Supplied records:
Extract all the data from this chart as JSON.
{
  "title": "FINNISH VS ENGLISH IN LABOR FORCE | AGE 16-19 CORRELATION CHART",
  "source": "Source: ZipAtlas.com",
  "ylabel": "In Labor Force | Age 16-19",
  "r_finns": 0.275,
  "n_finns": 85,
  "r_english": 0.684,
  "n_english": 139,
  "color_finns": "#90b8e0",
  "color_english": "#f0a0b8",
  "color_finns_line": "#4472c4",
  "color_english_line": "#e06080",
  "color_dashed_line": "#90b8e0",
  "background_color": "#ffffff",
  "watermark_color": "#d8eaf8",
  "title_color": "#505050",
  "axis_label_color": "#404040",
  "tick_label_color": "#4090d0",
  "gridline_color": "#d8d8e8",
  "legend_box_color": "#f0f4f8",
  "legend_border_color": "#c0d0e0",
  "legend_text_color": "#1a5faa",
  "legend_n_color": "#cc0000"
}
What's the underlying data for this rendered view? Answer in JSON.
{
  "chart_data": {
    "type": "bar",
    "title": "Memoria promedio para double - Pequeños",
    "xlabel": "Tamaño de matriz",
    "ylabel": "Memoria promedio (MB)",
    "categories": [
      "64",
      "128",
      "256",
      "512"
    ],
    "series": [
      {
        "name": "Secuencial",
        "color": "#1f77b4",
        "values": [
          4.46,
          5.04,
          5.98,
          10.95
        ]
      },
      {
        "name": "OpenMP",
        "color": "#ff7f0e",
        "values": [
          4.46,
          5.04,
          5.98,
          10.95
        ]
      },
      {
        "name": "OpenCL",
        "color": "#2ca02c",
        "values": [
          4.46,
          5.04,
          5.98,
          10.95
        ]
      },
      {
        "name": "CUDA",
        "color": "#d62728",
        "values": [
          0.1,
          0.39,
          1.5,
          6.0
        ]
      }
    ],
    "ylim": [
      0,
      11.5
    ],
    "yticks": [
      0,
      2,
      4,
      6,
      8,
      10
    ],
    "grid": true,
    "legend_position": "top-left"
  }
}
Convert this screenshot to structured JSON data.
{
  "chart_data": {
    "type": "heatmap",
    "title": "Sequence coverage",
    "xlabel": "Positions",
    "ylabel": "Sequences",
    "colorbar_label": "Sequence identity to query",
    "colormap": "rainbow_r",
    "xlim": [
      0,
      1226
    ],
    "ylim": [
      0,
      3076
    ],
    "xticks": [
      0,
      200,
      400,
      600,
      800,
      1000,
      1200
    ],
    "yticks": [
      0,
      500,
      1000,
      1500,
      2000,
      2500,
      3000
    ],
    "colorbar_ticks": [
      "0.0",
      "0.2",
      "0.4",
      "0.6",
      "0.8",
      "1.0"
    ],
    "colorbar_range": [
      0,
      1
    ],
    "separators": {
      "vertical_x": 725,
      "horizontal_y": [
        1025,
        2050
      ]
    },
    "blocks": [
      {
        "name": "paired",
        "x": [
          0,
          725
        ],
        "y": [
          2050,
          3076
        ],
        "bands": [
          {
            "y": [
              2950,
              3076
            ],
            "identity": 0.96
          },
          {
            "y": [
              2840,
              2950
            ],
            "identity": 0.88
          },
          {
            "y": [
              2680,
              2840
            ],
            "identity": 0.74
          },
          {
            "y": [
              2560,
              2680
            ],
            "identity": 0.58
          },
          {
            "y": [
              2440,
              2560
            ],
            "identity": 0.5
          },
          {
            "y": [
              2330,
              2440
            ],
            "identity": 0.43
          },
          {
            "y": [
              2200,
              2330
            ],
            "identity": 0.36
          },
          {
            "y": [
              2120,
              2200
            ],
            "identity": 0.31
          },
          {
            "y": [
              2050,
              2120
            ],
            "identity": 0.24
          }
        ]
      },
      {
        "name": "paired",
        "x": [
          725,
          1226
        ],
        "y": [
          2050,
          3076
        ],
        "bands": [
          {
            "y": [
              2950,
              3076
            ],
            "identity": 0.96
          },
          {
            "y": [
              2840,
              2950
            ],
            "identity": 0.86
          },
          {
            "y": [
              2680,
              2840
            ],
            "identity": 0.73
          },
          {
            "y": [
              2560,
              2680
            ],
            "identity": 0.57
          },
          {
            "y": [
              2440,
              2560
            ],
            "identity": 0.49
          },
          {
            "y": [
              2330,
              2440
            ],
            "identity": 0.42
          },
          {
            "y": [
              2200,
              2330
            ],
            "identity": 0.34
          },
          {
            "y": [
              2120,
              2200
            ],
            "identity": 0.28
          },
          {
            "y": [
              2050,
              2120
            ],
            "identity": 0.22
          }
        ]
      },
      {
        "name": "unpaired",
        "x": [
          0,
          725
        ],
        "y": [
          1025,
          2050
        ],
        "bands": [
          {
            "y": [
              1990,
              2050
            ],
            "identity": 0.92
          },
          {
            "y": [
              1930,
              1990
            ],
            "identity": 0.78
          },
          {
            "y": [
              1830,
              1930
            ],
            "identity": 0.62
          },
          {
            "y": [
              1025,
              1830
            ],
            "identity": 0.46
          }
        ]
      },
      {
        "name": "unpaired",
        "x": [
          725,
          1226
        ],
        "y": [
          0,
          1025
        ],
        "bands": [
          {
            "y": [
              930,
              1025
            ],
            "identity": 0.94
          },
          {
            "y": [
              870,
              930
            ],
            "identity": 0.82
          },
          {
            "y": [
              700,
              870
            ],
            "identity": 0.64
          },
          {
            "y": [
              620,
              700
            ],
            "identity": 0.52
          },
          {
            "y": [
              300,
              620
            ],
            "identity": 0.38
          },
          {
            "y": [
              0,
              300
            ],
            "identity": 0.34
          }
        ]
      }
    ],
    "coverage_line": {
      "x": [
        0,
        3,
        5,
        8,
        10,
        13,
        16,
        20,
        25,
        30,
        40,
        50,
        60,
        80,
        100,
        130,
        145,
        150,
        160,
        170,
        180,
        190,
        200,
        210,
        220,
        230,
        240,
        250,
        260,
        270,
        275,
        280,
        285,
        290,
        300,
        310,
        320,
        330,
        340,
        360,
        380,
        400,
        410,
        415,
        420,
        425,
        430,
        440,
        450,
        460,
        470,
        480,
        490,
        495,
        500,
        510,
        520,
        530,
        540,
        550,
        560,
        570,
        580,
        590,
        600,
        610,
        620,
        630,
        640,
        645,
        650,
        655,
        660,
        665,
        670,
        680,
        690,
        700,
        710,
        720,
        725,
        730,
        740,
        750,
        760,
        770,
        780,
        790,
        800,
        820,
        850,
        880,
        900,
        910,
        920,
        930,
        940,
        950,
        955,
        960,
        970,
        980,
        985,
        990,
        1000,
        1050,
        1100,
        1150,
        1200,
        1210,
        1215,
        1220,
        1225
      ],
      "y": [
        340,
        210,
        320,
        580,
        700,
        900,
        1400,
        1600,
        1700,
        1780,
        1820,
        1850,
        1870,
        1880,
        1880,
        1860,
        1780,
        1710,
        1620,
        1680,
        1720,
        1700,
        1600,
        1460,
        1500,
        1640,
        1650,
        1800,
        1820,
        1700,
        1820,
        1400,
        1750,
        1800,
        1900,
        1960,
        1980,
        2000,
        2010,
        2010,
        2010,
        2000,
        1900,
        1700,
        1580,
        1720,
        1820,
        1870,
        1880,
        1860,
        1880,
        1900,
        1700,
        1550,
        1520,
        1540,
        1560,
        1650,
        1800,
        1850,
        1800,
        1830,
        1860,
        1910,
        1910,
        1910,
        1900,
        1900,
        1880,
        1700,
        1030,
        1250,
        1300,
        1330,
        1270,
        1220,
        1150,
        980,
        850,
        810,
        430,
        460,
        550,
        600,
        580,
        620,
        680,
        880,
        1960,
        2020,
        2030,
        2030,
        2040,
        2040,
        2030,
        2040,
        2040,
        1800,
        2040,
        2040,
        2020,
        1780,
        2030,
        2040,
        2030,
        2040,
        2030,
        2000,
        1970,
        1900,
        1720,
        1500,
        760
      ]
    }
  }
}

Exercise prompt: Check each line of the records above for the word "xlabel", then give the number of lines that have it, with no other words.

Solution: 2